▶ _What you will do_: Transcribe every line, keeping it exact.
##### Extracted entries #####
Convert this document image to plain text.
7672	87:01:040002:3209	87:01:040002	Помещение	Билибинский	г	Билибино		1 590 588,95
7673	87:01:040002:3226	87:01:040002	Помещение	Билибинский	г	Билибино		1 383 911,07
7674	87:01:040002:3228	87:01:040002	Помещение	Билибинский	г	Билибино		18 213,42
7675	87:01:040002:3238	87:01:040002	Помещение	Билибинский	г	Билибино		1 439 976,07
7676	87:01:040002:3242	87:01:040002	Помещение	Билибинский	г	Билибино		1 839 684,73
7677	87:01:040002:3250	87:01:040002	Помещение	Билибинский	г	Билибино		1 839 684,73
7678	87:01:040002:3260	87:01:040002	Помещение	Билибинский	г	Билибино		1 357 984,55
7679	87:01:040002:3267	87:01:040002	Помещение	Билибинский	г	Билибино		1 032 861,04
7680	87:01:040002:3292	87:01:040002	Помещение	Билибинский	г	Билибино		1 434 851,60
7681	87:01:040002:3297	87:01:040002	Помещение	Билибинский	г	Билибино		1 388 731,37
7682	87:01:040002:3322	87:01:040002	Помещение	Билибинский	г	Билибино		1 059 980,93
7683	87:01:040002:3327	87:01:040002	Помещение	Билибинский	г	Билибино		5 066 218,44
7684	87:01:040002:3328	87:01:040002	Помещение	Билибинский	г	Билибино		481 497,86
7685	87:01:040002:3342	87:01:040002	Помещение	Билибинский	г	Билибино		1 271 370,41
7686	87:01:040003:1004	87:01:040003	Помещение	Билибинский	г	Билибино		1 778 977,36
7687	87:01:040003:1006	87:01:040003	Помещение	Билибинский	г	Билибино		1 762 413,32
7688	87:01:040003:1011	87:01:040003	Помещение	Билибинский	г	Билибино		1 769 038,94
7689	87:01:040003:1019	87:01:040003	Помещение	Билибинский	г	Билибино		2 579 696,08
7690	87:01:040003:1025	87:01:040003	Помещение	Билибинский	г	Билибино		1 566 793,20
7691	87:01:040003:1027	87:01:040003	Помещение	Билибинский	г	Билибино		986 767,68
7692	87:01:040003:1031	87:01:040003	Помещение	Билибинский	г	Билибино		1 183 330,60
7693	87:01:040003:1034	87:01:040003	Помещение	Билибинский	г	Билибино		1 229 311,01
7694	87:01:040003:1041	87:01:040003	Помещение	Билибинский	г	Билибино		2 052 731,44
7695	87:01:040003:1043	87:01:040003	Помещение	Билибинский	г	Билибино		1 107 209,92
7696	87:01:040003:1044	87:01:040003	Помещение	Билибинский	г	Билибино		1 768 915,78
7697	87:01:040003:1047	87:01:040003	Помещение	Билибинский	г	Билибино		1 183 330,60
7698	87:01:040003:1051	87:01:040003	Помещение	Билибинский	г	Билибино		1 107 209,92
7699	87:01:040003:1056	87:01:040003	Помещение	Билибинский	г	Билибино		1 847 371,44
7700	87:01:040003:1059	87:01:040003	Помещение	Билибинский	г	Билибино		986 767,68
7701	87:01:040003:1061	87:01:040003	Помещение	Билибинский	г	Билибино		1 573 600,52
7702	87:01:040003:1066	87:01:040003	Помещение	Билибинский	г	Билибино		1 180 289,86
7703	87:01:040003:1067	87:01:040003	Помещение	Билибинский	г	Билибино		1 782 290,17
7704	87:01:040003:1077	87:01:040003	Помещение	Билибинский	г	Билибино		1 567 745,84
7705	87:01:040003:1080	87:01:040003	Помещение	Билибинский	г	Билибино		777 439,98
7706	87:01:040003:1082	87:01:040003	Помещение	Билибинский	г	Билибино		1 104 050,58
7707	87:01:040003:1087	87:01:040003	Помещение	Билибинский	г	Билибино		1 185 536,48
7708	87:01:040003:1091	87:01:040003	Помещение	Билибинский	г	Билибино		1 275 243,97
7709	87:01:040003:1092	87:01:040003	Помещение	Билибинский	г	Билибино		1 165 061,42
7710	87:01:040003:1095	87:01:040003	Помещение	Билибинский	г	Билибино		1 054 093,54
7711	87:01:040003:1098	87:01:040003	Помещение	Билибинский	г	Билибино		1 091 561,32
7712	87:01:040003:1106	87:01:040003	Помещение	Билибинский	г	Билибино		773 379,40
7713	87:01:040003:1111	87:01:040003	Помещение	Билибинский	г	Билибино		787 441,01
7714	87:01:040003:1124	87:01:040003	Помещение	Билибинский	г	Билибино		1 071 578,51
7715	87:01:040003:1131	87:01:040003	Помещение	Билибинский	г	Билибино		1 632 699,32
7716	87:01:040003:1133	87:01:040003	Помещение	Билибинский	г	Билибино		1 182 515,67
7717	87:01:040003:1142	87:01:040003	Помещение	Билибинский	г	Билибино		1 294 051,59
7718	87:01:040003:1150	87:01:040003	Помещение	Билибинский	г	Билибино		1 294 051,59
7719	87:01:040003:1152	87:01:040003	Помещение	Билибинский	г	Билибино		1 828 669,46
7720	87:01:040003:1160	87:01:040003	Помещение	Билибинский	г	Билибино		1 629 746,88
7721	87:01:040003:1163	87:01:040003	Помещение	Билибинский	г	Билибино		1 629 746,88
#####
▶ _Exercise solution_:
Convert this document image to plain text.
7672	87:01:040002:3209	87:01:040002	Помещение	Билибинский	г	Билибино		1 590 588,95
7673	87:01:040002:3226	87:01:040002	Помещение	Билибинский	г	Билибино		1 383 911,07
7674	87:01:040002:3228	87:01:040002	Помещение	Билибинский	г	Билибино		18 213,42
7675	87:01:040002:3238	87:01:040002	Помещение	Билибинский	г	Билибино		1 439 976,07
7676	87:01:040002:3242	87:01:040002	Помещение	Билибинский	г	Билибино		1 839 684,73
7677	87:01:040002:3250	87:01:040002	Помещение	Билибинский	г	Билибино		1 839 684,73
7678	87:01:040002:3260	87:01:040002	Помещение	Билибинский	г	Билибино		1 357 984,55
7679	87:01:040002:3267	87:01:040002	Помещение	Билибинский	г	Билибино		1 032 861,04
7680	87:01:040002:3292	87:01:040002	Помещение	Билибинский	г	Билибино		1 434 851,60
7681	87:01:040002:3297	87:01:040002	Помещение	Билибинский	г	Билибино		1 388 731,37
7682	87:01:040002:3322	87:01:040002	Помещение	Билибинский	г	Билибино		1 059 980,93
7683	87:01:040002:3327	87:01:040002	Помещение	Билибинский	г	Билибино		5 066 218,44
7684	87:01:040002:3328	87:01:040002	Помещение	Билибинский	г	Билибино		481 497,86
7685	87:01:040002:3342	87:01:040002	Помещение	Билибинский	г	Билибино		1 271 370,41
7686	87:01:040003:1004	87:01:040003	Помещение	Билибинский	г	Билибино		1 778 977,36
7687	87:01:040003:1006	87:01:040003	Помещение	Билибинский	г	Билибино		1 762 413,32
7688	87:01:040003:1011	87:01:040003	Помещение	Билибинский	г	Билибино		1 769 038,94
7689	87:01:040003:1019	87:01:040003	Помещение	Билибинский	г	Билибино		2 579 696,08
7690	87:01:040003:1025	87:01:040003	Помещение	Билибинский	г	Билибино		1 566 793,20
7691	87:01:040003:1027	87:01:040003	Помещение	Билибинский	г	Билибино		986 767,68
7692	87:01:040003:1031	87:01:040003	Помещение	Билибинский	г	Билибино		1 183 330,60
7693	87:01:040003:1034	87:01:040003	Помещение	Билибинский	г	Билибино		1 229 311,01
7694	87:01:040003:1041	87:01:040003	Помещение	Билибинский	г	Билибино		2 052 731,44
7695	87:01:040003:1043	87:01:040003	Помещение	Билибинский	г	Билибино		1 107 209,92
7696	87:01:040003:1044	87:01:040003	Помещение	Билибинский	г	Билибино		1 768 915,78
7697	87:01:040003:1047	87:01:040003	Помещение	Билибинский	г	Билибино		1 183 330,60
7698	87:01:040003:1051	87:01:040003	Помещение	Билибинский	г	Билибино		1 107 209,92
7699	87:01:040003:1056	87:01:040003	Помещение	Билибинский	г	Билибино		1 847 371,44
7700	87:01:040003:1059	87:01:040003	Помещение	Билибинский	г	Билибино		986 767,68
7701	87:01:040003:1061	87:01:040003	Помещение	Билибинский	г	Билибино		1 573 600,52
7702	87:01:040003:1066	87:01:040003	Помещение	Билибинский	г	Билибино		1 180 289,86
7703	87:01:040003:1067	87:01:040003	Помещение	Билибинский	г	Билибино		1 782 290,17
7704	87:01:040003:1077	87:01:040003	Помещение	Билибинский	г	Билибино		1 567 745,84
7705	87:01:040003:1080	87:01:040003	Помещение	Билибинский	г	Билибино		777 439,98
7706	87:01:040003:1082	87:01:040003	Помещение	Билибинский	г	Билибино		1 104 050,58
7707	87:01:040003:1087	87:01:040003	Помещение	Билибинский	г	Билибино		1 185 536,48
7708	87:01:040003:1091	87:01:040003	Помещение	Билибинский	г	Билибино		1 275 243,97
7709	87:01:040003:1092	87:01:040003	Помещение	Билибинский	г	Билибино		1 165 061,42
7710	87:01:040003:1095	87:01:040003	Помещение	Билибинский	г	Билибино		1 054 093,54
7711	87:01:040003:1098	87:01:040003	Помещение	Билибинский	г	Билибино		1 091 561,32
7712	87:01:040003:1106	87:01:040003	Помещение	Билибинский	г	Билибино		773 379,40
7713	87:01:040003:1111	87:01:040003	Помещение	Билибинский	г	Билибино		787 441,01
7714	87:01:040003:1124	87:01:040003	Помещение	Билибинский	г	Билибино		1 071 578,51
7715	87:01:040003:1131	87:01:040003	Помещение	Билибинский	г	Билибино		1 632 699,32
7716	87:01:040003:1133	87:01:040003	Помещение	Билибинский	г	Билибино		1 182 515,67
7717	87:01:040003:1142	87:01:040003	Помещение	Билибинский	г	Билибино		1 294 051,59
7718	87:01:040003:1150	87:01:040003	Помещение	Билибинский	г	Билибино		1 294 051,59
7719	87:01:040003:1152	87:01:040003	Помещение	Билибинский	г	Билибино		1 828 669,46
7720	87:01:040003:1160	87:01:040003	Помещение	Билибинский	г	Билибино		1 629 746,88
7721	87:01:040003:1163	87:01:040003	Помещение	Билибинский	г	Билибино		1 629 746,88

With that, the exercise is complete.